Copy out all the records, word for word.

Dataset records
↓↓↓

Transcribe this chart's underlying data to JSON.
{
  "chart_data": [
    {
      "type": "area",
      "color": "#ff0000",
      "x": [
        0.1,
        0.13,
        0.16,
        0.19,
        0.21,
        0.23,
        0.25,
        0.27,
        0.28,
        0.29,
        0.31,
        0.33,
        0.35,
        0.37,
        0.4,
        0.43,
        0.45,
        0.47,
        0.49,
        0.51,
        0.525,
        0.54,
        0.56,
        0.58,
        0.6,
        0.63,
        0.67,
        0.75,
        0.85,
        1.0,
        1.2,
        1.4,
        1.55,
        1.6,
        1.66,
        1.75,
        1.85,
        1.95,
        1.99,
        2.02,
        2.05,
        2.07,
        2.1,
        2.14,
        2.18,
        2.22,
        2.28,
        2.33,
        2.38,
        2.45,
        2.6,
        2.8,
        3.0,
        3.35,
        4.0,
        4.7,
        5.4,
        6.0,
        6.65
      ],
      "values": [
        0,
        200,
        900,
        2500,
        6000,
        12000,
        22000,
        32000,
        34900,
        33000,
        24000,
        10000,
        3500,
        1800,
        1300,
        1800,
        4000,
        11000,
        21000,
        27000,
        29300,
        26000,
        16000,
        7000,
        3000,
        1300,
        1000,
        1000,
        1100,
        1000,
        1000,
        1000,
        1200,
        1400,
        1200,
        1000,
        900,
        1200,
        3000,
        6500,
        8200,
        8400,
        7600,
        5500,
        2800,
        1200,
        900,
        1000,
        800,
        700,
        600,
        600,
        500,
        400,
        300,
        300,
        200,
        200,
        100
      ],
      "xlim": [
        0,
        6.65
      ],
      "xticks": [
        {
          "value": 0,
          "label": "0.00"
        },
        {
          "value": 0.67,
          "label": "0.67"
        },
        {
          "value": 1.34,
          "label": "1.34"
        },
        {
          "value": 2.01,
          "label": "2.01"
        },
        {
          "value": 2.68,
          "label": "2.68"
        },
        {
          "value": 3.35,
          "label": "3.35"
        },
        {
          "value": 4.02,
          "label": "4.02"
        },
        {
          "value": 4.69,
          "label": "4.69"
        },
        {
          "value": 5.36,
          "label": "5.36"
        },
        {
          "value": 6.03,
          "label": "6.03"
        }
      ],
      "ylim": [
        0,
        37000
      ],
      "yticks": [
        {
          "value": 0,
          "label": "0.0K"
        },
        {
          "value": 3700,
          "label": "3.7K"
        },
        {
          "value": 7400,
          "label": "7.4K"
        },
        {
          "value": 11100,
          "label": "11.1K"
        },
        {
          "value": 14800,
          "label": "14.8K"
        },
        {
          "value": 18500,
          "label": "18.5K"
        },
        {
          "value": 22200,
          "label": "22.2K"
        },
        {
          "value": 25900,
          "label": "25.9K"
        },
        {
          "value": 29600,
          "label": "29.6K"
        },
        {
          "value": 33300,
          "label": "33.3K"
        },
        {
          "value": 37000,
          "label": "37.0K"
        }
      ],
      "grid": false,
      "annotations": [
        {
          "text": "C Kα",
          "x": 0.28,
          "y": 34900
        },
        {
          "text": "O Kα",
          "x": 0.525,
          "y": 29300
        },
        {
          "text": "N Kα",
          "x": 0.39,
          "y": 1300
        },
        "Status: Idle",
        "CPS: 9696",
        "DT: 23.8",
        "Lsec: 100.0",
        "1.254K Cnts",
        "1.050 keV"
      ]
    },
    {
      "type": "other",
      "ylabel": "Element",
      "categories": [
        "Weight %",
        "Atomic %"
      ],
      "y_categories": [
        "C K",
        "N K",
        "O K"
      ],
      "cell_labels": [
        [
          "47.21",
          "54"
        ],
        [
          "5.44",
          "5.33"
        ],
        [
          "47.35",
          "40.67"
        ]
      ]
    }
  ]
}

↑↑↑

Solution
Transcribe this chart's underlying data to JSON.
{
  "chart_data": [
    {
      "type": "area",
      "color": "#ff0000",
      "x": [
        0.1,
        0.13,
        0.16,
        0.19,
        0.21,
        0.23,
        0.25,
        0.27,
        0.28,
        0.29,
        0.31,
        0.33,
        0.35,
        0.37,
        0.4,
        0.43,
        0.45,
        0.47,
        0.49,
        0.51,
        0.525,
        0.54,
        0.56,
        0.58,
        0.6,
        0.63,
        0.67,
        0.75,
        0.85,
        1.0,
        1.2,
        1.4,
        1.55,
        1.6,
        1.66,
        1.75,
        1.85,
        1.95,
        1.99,
        2.02,
        2.05,
        2.07,
        2.1,
        2.14,
        2.18,
        2.22,
        2.28,
        2.33,
        2.38,
        2.45,
        2.6,
        2.8,
        3.0,
        3.35,
        4.0,
        4.7,
        5.4,
        6.0,
        6.65
      ],
      "values": [
        0,
        200,
        900,
        2500,
        6000,
        12000,
        22000,
        32000,
        34900,
        33000,
        24000,
        10000,
        3500,
        1800,
        1300,
        1800,
        4000,
        11000,
        21000,
        27000,
        29300,
        26000,
        16000,
        7000,
        3000,
        1300,
        1000,
        1000,
        1100,
        1000,
        1000,
        1000,
        1200,
        1400,
        1200,
        1000,
        900,
        1200,
        3000,
        6500,
        8200,
        8400,
        7600,
        5500,
        2800,
        1200,
        900,
        1000,
        800,
        700,
        600,
        600,
        500,
        400,
        300,
        300,
        200,
        200,
        100
      ],
      "xlim": [
        0,
        6.65
      ],
      "xticks": [
        {
          "value": 0,
          "label": "0.00"
        },
        {
          "value": 0.67,
          "label": "0.67"
        },
        {
          "value": 1.34,
          "label": "1.34"
        },
        {
          "value": 2.01,
          "label": "2.01"
        },
        {
          "value": 2.68,
          "label": "2.68"
        },
        {
          "value": 3.35,
          "label": "3.35"
        },
        {
          "value": 4.02,
          "label": "4.02"
        },
        {
          "value": 4.69,
          "label": "4.69"
        },
        {
          "value": 5.36,
          "label": "5.36"
        },
        {
          "value": 6.03,
          "label": "6.03"
        }
      ],
      "ylim": [
        0,
        37000
      ],
      "yticks": [
        {
          "value": 0,
          "label": "0.0K"
        },
        {
          "value": 3700,
          "label": "3.7K"
        },
        {
          "value": 7400,
          "label": "7.4K"
        },
        {
          "value": 11100,
          "label": "11.1K"
        },
        {
          "value": 14800,
          "label": "14.8K"
        },
        {
          "value": 18500,
          "label": "18.5K"
        },
        {
          "value": 22200,
          "label": "22.2K"
        },
        {
          "value": 25900,
          "label": "25.9K"
        },
        {
          "value": 29600,
          "label": "29.6K"
        },
        {
          "value": 33300,
          "label": "33.3K"
        },
        {
          "value": 37000,
          "label": "37.0K"
        }
      ],
      "grid": false,
      "annotations": [
        {
          "text": "C Kα",
          "x": 0.28,
          "y": 34900
        },
        {
          "text": "O Kα",
          "x": 0.525,
          "y": 29300
        },
        {
          "text": "N Kα",
          "x": 0.39,
          "y": 1300
        },
        "Status: Idle",
        "CPS: 9696",
        "DT: 23.8",
        "Lsec: 100.0",
        "1.254K Cnts",
        "1.050 keV"
      ]
    },
    {
      "type": "other",
      "ylabel": "Element",
      "categories": [
        "Weight %",
        "Atomic %"
      ],
      "y_categories": [
        "C K",
        "N K",
        "O K"
      ],
      "cell_labels": [
        [
          "47.21",
          "54"
        ],
        [
          "5.44",
          "5.33"
        ],
        [
          "47.35",
          "40.67"
        ]
      ]
    }
  ]
}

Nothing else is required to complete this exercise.